## Exercise goal:
Pick out every line that holds the string "this" and copy it.

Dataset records
⟨
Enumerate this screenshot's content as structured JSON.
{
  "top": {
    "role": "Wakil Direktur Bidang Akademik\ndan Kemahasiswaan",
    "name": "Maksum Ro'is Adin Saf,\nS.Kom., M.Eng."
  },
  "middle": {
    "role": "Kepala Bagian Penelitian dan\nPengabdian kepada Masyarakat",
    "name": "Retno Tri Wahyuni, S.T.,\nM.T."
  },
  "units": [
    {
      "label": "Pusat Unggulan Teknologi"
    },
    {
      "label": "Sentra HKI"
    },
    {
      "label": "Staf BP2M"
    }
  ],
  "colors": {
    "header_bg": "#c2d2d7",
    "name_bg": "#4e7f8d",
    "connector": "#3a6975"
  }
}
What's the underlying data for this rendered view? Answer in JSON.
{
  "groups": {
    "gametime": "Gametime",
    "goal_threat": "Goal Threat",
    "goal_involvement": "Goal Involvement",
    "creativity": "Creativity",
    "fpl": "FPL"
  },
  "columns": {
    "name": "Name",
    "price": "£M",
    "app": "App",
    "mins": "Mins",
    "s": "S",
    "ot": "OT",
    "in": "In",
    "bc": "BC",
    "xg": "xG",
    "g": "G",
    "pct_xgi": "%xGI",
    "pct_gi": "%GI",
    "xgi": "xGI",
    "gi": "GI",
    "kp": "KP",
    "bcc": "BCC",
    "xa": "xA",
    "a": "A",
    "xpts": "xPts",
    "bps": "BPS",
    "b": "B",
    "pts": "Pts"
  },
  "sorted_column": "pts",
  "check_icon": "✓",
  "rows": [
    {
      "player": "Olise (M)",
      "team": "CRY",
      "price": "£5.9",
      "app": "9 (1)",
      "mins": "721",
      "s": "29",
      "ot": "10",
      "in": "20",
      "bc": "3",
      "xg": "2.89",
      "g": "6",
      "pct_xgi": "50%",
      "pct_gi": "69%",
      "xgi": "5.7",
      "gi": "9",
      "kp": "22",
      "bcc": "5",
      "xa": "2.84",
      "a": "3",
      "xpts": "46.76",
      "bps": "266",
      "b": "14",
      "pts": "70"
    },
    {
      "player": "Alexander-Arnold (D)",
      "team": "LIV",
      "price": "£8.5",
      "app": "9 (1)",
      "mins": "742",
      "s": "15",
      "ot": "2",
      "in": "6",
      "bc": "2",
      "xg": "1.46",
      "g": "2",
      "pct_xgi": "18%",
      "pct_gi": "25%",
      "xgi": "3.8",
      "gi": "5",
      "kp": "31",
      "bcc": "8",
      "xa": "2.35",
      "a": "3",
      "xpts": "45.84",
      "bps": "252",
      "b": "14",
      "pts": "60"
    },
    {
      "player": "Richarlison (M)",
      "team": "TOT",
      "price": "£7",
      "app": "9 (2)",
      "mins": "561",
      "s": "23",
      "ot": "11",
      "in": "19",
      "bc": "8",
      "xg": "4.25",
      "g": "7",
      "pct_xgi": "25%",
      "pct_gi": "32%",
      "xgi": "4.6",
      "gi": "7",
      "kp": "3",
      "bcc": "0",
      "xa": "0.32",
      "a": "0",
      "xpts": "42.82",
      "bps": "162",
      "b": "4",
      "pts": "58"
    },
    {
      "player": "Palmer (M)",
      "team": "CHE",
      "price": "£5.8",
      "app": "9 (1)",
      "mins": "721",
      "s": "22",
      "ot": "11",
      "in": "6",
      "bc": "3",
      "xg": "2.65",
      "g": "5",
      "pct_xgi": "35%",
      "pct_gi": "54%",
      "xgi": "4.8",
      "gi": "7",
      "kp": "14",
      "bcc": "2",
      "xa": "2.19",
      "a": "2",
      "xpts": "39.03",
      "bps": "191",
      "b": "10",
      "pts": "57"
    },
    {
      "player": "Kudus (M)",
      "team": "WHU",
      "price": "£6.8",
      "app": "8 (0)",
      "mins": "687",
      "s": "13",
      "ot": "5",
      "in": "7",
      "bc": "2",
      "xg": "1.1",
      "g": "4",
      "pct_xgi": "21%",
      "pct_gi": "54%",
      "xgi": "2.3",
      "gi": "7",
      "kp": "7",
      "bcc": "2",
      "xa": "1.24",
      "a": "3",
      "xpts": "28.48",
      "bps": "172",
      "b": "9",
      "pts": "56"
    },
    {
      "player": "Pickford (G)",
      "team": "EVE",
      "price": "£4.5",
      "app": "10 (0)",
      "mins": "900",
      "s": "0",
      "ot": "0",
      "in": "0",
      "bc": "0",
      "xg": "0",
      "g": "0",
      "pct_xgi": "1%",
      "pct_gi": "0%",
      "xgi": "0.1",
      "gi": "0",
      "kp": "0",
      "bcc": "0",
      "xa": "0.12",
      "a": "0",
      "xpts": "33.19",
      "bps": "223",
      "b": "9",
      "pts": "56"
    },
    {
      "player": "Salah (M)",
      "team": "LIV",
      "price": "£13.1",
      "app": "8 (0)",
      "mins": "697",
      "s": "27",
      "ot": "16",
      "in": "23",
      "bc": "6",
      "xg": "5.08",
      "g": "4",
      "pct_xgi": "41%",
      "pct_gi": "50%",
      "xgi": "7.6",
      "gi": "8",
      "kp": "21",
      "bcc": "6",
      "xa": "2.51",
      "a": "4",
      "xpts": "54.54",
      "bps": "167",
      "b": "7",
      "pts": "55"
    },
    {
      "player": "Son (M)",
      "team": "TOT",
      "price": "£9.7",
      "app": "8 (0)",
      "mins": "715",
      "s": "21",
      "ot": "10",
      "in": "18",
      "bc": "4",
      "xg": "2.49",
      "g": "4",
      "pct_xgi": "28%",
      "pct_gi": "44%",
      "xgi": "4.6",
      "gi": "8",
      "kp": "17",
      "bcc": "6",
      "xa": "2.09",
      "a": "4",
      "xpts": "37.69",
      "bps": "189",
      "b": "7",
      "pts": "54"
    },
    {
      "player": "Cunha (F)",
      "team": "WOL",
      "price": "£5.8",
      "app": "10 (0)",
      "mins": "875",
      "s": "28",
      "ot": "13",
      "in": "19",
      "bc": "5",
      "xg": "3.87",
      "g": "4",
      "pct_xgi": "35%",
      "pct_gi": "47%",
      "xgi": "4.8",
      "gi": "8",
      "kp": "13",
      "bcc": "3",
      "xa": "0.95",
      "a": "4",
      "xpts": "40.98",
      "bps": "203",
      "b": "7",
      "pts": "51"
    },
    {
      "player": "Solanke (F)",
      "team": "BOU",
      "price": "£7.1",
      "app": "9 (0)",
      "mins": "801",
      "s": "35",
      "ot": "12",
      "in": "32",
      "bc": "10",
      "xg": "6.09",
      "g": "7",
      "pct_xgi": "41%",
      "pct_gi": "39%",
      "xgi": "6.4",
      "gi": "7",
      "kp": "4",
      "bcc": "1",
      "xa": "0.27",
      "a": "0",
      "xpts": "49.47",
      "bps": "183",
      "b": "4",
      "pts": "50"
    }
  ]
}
⟩
## Written answer:
Enumerate this screenshot's content as structured JSON.
What's the underlying data for this rendered view? Answer in JSON.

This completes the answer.